### EXERCISE OBJECTIVE
Go through the listing and return every line with "более" in it.

++++++++++++++++++++

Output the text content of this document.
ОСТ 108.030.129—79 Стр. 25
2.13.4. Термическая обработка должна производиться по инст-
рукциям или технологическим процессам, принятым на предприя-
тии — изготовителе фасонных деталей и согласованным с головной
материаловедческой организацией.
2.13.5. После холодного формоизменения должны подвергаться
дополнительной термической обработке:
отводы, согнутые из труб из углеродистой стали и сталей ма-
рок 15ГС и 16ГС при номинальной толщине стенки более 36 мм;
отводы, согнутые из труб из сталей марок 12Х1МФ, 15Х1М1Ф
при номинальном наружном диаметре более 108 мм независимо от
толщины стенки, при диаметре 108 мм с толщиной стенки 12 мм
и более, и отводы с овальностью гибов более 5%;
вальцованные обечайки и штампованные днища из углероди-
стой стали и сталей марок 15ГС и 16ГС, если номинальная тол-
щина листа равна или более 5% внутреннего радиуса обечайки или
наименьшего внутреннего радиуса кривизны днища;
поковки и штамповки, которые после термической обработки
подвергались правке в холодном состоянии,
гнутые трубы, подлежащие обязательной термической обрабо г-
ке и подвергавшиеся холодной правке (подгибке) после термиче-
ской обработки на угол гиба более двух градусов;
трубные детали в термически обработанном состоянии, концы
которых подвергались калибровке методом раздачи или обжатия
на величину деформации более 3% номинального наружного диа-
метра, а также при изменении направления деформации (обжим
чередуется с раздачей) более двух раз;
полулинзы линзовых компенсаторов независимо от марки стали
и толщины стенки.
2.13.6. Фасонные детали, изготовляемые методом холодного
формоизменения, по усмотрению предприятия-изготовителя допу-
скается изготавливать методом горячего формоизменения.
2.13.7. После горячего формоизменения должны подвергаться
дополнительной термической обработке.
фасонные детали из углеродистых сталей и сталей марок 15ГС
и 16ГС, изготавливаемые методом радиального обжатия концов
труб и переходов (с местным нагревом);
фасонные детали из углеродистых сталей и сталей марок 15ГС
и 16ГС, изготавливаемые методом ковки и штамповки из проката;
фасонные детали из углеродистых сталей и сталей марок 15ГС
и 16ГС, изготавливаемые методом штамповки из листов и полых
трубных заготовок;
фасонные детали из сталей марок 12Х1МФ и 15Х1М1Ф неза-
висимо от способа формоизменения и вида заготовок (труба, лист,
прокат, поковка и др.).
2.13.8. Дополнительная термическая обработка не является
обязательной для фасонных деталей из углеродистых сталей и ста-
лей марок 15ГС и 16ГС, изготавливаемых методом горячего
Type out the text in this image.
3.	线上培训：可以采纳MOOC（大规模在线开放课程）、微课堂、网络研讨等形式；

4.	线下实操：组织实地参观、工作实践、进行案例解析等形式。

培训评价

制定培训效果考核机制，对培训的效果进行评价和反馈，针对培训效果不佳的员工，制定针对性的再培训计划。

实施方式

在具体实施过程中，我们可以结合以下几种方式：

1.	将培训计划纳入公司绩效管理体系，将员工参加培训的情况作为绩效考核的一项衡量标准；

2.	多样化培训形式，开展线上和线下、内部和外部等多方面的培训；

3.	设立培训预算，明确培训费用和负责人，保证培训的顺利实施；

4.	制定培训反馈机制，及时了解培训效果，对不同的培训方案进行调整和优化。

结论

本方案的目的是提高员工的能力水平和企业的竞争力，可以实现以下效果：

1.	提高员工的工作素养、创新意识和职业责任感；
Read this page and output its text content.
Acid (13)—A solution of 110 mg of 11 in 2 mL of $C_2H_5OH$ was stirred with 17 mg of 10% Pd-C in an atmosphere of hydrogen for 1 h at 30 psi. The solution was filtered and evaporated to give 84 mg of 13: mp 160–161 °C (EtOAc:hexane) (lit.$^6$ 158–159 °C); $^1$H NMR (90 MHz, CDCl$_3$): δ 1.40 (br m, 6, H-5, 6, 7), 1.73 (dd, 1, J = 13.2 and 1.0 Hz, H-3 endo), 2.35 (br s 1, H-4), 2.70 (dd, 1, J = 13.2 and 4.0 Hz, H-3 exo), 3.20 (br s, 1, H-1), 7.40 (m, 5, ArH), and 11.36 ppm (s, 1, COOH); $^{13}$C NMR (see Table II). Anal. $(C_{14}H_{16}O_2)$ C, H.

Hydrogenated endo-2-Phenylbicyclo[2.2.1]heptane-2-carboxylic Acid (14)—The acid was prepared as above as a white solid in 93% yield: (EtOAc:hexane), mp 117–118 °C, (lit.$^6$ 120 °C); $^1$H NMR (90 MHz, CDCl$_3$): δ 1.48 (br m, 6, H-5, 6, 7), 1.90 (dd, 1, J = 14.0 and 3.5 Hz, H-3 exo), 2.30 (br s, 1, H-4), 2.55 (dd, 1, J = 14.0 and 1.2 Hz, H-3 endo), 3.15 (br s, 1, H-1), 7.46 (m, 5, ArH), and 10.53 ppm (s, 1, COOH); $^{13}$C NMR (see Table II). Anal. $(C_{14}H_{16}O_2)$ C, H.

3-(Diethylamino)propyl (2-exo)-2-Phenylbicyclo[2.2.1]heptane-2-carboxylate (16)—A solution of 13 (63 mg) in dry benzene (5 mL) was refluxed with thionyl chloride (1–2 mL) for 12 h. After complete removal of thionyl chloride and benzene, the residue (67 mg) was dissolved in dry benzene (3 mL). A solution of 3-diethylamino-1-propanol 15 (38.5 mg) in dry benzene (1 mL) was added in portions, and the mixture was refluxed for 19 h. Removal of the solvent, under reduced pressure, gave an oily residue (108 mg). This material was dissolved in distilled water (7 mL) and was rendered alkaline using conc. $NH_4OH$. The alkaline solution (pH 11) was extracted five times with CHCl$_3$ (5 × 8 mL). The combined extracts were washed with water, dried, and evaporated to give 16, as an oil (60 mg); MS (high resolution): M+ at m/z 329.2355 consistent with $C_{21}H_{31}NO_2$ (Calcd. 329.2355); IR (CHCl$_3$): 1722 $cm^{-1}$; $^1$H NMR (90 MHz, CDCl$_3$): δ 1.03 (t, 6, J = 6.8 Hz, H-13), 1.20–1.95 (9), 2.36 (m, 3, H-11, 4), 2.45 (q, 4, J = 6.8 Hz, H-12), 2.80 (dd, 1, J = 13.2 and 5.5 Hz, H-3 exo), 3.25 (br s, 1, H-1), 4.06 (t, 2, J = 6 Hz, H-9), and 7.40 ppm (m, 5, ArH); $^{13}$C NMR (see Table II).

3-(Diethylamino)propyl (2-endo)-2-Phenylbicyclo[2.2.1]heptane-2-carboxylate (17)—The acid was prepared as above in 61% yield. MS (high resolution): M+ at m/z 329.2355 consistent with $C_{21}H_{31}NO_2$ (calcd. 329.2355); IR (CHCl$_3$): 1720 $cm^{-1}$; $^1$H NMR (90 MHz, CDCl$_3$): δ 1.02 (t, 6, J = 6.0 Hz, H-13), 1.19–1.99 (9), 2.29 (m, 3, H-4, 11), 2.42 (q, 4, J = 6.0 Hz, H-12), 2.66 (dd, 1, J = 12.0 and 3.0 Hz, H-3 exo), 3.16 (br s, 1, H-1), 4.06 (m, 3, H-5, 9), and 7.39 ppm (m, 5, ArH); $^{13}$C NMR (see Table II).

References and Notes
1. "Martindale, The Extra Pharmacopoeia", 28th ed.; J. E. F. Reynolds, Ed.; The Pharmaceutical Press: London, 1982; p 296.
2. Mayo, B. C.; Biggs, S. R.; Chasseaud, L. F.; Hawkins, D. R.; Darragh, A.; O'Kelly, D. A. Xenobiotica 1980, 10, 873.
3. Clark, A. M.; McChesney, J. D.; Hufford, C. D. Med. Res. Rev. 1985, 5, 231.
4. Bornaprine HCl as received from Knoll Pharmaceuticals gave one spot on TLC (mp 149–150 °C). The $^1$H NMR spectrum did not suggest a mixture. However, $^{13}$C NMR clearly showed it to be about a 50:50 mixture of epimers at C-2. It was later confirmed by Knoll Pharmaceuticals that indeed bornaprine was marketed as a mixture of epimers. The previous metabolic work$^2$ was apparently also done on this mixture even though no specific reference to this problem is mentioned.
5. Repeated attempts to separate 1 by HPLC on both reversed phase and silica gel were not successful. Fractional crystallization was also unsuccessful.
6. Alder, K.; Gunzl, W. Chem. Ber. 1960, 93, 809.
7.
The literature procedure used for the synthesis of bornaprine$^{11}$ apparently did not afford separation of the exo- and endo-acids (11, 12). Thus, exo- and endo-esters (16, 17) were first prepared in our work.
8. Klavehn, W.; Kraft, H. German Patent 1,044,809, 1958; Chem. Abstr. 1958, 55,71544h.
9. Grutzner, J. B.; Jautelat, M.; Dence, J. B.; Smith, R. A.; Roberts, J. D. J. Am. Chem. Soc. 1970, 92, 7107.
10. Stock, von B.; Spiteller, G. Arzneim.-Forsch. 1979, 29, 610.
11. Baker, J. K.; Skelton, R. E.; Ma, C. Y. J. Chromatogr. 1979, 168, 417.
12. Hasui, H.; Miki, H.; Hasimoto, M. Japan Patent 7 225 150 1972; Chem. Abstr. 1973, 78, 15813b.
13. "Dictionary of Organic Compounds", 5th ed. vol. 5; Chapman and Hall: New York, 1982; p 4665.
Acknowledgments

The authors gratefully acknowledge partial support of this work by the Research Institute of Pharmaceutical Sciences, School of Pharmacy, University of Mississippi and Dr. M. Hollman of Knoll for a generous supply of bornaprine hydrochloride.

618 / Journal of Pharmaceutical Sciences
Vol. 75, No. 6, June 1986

++++++++++++++++++++

### SOLUTION TO THE EXERCISE
рок 15ГС и 16ГС при номинальной толщине стенки более 36 мм;
при номинальном наружном диаметре более 108 мм независимо от
и более, и отводы с овальностью гибов более 5%;
щина листа равна или более 5% внутреннего радиуса обечайки или
ской обработки на угол гиба более двух градусов;
на величину деформации более 3% номинального наружного диа-
чередуется с раздачей) более двух раз;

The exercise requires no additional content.